[DO THIS] Copy the full set of lines exactly as given.

[PROVIDED RECORDS]
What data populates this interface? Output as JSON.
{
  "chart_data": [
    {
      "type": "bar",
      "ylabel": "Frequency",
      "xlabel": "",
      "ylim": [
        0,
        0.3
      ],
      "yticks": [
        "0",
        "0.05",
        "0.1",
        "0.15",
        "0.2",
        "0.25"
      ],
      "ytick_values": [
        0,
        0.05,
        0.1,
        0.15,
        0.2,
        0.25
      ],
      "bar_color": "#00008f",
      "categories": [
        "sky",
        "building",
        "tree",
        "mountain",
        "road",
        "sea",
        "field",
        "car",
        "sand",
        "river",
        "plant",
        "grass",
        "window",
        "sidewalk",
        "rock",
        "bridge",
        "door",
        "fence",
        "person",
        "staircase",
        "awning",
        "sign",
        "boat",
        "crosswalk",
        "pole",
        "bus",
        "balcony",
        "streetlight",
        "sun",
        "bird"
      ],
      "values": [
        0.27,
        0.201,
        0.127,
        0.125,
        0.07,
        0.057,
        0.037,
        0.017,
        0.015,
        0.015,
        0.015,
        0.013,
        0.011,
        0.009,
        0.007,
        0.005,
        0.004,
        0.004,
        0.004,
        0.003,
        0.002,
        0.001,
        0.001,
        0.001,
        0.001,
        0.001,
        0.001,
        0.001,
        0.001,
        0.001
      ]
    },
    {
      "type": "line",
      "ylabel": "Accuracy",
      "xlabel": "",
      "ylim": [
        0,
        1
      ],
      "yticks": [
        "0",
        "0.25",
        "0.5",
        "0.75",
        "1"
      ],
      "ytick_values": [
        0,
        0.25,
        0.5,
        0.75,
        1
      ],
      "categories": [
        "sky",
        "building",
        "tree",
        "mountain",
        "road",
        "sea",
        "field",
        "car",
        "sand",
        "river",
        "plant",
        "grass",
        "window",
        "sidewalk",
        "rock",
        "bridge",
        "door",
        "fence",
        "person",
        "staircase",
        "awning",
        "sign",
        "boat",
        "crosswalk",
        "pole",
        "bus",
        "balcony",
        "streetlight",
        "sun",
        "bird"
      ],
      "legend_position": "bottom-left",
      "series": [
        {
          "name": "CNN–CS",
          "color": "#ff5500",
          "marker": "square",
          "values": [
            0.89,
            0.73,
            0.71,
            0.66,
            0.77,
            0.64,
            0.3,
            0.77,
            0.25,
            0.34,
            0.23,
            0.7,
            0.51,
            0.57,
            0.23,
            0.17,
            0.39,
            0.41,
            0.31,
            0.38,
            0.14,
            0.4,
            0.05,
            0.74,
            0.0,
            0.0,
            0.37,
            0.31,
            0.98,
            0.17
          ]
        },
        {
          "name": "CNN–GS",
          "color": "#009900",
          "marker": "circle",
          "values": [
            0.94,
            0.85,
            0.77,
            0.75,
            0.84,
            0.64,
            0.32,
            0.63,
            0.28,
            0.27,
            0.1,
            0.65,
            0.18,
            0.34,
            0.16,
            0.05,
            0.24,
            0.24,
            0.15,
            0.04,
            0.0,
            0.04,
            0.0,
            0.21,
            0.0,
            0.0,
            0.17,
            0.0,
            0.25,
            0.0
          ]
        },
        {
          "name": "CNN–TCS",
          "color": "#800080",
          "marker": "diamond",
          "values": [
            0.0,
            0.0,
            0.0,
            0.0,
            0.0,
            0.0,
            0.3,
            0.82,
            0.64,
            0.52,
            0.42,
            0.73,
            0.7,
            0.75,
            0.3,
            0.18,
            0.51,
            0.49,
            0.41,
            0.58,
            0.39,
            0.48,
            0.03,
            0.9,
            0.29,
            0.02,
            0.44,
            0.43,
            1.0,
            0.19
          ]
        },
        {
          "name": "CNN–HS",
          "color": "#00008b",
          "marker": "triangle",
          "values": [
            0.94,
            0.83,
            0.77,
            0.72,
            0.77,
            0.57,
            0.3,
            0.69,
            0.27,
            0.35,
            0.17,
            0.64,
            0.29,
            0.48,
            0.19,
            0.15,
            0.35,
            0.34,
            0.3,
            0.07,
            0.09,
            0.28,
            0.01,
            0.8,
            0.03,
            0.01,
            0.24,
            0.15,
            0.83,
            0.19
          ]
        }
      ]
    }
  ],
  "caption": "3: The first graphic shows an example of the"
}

[ANSWER TO THE EXERCISE]
What data populates this interface? Output as JSON.
{
  "chart_data": [
    {
      "type": "bar",
      "ylabel": "Frequency",
      "xlabel": "",
      "ylim": [
        0,
        0.3
      ],
      "yticks": [
        "0",
        "0.05",
        "0.1",
        "0.15",
        "0.2",
        "0.25"
      ],
      "ytick_values": [
        0,
        0.05,
        0.1,
        0.15,
        0.2,
        0.25
      ],
      "bar_color": "#00008f",
      "categories": [
        "sky",
        "building",
        "tree",
        "mountain",
        "road",
        "sea",
        "field",
        "car",
        "sand",
        "river",
        "plant",
        "grass",
        "window",
        "sidewalk",
        "rock",
        "bridge",
        "door",
        "fence",
        "person",
        "staircase",
        "awning",
        "sign",
        "boat",
        "crosswalk",
        "pole",
        "bus",
        "balcony",
        "streetlight",
        "sun",
        "bird"
      ],
      "values": [
        0.27,
        0.201,
        0.127,
        0.125,
        0.07,
        0.057,
        0.037,
        0.017,
        0.015,
        0.015,
        0.015,
        0.013,
        0.011,
        0.009,
        0.007,
        0.005,
        0.004,
        0.004,
        0.004,
        0.003,
        0.002,
        0.001,
        0.001,
        0.001,
        0.001,
        0.001,
        0.001,
        0.001,
        0.001,
        0.001
      ]
    },
    {
      "type": "line",
      "ylabel": "Accuracy",
      "xlabel": "",
      "ylim": [
        0,
        1
      ],
      "yticks": [
        "0",
        "0.25",
        "0.5",
        "0.75",
        "1"
      ],
      "ytick_values": [
        0,
        0.25,
        0.5,
        0.75,
        1
      ],
      "categories": [
        "sky",
        "building",
        "tree",
        "mountain",
        "road",
        "sea",
        "field",
        "car",
        "sand",
        "river",
        "plant",
        "grass",
        "window",
        "sidewalk",
        "rock",
        "bridge",
        "door",
        "fence",
        "person",
        "staircase",
        "awning",
        "sign",
        "boat",
        "crosswalk",
        "pole",
        "bus",
        "balcony",
        "streetlight",
        "sun",
        "bird"
      ],
      "legend_position": "bottom-left",
      "series": [
        {
          "name": "CNN–CS",
          "color": "#ff5500",
          "marker": "square",
          "values": [
            0.89,
            0.73,
            0.71,
            0.66,
            0.77,
            0.64,
            0.3,
            0.77,
            0.25,
            0.34,
            0.23,
            0.7,
            0.51,
            0.57,
            0.23,
            0.17,
            0.39,
            0.41,
            0.31,
            0.38,
            0.14,
            0.4,
            0.05,
            0.74,
            0.0,
            0.0,
            0.37,
            0.31,
            0.98,
            0.17
          ]
        },
        {
          "name": "CNN–GS",
          "color": "#009900",
          "marker": "circle",
          "values": [
            0.94,
            0.85,
            0.77,
            0.75,
            0.84,
            0.64,
            0.32,
            0.63,
            0.28,
            0.27,
            0.1,
            0.65,
            0.18,
            0.34,
            0.16,
            0.05,
            0.24,
            0.24,
            0.15,
            0.04,
            0.0,
            0.04,
            0.0,
            0.21,
            0.0,
            0.0,
            0.17,
            0.0,
            0.25,
            0.0
          ]
        },
        {
          "name": "CNN–TCS",
          "color": "#800080",
          "marker": "diamond",
          "values": [
            0.0,
            0.0,
            0.0,
            0.0,
            0.0,
            0.0,
            0.3,
            0.82,
            0.64,
            0.52,
            0.42,
            0.73,
            0.7,
            0.75,
            0.3,
            0.18,
            0.51,
            0.49,
            0.41,
            0.58,
            0.39,
            0.48,
            0.03,
            0.9,
            0.29,
            0.02,
            0.44,
            0.43,
            1.0,
            0.19
          ]
        },
        {
          "name": "CNN–HS",
          "color": "#00008b",
          "marker": "triangle",
          "values": [
            0.94,
            0.83,
            0.77,
            0.72,
            0.77,
            0.57,
            0.3,
            0.69,
            0.27,
            0.35,
            0.17,
            0.64,
            0.29,
            0.48,
            0.19,
            0.15,
            0.35,
            0.34,
            0.3,
            0.07,
            0.09,
            0.28,
            0.01,
            0.8,
            0.03,
            0.01,
            0.24,
            0.15,
            0.83,
            0.19
          ]
        }
      ]
    }
  ],
  "caption": "3: The first graphic shows an example of the"
}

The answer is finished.